[Figure record extracts]
******
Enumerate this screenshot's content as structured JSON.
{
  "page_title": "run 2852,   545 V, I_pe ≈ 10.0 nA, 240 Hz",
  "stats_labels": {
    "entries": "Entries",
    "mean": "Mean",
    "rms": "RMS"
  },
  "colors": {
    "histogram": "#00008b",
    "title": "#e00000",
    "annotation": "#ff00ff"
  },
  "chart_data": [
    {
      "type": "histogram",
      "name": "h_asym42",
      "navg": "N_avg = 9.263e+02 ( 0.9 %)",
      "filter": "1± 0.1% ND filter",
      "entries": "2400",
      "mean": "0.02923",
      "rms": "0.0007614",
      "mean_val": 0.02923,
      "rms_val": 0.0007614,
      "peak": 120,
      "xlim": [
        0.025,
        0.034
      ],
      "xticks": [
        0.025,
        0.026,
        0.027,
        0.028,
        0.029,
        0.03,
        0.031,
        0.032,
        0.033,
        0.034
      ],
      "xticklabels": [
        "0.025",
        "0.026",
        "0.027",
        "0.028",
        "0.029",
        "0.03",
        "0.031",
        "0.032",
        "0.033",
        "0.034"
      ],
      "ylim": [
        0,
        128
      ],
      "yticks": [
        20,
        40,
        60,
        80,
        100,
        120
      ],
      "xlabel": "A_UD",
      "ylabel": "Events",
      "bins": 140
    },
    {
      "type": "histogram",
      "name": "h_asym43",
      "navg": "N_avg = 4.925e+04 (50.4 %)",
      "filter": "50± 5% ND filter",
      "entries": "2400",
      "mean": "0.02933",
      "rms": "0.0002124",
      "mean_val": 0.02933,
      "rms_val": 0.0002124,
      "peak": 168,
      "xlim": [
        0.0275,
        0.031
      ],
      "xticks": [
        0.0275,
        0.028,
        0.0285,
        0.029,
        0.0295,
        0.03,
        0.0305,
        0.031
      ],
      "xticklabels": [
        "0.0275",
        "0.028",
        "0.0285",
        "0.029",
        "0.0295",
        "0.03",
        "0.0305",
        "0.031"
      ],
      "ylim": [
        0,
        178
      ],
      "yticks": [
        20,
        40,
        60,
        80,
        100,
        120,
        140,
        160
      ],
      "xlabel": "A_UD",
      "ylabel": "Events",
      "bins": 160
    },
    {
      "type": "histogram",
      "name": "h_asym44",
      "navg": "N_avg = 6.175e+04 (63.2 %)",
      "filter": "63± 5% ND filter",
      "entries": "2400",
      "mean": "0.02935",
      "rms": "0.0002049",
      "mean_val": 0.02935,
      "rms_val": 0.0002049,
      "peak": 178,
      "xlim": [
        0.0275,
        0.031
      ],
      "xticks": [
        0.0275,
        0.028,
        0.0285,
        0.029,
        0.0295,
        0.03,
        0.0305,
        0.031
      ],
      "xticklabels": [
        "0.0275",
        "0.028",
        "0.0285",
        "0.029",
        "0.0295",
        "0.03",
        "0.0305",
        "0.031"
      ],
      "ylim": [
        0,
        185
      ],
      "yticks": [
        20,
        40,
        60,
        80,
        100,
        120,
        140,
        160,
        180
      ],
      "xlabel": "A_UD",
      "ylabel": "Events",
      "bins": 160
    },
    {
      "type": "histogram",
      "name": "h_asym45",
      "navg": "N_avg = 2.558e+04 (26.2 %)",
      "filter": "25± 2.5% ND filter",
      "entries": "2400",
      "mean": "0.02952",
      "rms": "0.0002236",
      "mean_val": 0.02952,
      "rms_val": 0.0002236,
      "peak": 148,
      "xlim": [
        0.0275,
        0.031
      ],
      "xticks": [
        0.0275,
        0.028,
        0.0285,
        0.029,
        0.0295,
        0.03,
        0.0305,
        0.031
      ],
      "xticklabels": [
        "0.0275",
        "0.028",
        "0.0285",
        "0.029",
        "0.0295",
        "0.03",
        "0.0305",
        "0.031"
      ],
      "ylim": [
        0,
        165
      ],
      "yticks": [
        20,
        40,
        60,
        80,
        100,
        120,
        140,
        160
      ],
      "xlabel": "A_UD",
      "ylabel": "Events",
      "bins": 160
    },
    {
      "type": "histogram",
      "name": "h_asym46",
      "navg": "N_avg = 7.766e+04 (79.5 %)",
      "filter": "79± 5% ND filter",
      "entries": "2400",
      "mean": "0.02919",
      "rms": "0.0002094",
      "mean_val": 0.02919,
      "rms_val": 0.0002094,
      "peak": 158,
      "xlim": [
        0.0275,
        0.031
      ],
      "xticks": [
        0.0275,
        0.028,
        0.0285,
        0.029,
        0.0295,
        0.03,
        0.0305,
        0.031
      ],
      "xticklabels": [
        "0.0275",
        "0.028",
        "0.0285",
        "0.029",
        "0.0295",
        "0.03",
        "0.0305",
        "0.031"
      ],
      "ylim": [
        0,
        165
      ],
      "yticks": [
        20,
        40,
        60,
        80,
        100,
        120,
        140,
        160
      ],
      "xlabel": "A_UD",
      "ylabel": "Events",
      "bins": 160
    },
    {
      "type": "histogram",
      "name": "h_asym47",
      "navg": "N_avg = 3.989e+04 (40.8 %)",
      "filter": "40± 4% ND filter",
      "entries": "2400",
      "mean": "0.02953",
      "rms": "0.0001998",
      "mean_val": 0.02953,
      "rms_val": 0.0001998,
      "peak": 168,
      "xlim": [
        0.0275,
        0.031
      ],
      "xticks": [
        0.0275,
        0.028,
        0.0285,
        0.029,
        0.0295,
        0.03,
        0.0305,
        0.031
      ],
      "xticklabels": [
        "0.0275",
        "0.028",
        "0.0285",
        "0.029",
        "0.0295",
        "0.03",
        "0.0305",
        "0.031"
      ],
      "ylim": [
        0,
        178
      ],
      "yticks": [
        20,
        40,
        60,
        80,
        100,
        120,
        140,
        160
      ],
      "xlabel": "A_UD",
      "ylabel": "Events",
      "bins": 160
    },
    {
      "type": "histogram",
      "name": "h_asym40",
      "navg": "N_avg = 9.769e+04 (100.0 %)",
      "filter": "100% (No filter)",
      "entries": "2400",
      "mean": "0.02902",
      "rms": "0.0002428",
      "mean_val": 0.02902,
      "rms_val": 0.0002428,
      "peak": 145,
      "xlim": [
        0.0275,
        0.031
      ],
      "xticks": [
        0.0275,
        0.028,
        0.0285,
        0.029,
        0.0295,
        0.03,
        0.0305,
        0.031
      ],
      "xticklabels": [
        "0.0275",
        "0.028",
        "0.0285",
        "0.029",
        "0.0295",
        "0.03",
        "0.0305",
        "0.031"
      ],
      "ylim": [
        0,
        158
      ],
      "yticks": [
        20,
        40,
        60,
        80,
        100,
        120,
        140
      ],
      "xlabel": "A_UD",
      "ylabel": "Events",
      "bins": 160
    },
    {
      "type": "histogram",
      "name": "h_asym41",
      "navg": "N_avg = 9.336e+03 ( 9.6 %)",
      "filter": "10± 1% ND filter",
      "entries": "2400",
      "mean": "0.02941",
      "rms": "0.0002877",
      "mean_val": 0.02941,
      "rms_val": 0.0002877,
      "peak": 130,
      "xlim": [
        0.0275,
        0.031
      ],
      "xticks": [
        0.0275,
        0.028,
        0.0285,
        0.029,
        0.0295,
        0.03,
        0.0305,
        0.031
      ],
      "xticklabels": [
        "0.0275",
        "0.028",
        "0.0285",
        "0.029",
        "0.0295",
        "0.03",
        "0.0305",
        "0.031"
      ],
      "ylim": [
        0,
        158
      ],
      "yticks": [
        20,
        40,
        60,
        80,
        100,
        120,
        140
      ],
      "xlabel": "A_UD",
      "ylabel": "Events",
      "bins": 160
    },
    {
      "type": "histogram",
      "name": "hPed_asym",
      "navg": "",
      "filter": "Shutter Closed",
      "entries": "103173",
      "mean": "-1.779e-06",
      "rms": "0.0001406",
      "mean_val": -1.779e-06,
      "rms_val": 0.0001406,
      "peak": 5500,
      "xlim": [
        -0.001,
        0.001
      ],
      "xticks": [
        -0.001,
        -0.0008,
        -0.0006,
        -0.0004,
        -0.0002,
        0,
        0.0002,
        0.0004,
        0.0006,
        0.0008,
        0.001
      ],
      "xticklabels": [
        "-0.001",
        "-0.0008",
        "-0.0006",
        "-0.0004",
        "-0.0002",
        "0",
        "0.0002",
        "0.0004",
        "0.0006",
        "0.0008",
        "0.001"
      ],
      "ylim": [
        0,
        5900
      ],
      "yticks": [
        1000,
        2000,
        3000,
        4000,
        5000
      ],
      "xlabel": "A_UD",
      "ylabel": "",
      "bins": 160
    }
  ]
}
******
Objective: Search the data for "navg". Copy every matching line.

Reply:
      "navg": "N_avg = 9.263e+02 ( 0.9 %)",
      "navg": "N_avg = 4.925e+04 (50.4 %)",
      "navg": "N_avg = 6.175e+04 (63.2 %)",
      "navg": "N_avg = 2.558e+04 (26.2 %)",
      "navg": "N_avg = 7.766e+04 (79.5 %)",
      "navg": "N_avg = 3.989e+04 (40.8 %)",
      "navg": "N_avg = 9.769e+04 (100.0 %)",
      "navg": "N_avg = 9.336e+03 ( 9.6 %)",
      "navg": "",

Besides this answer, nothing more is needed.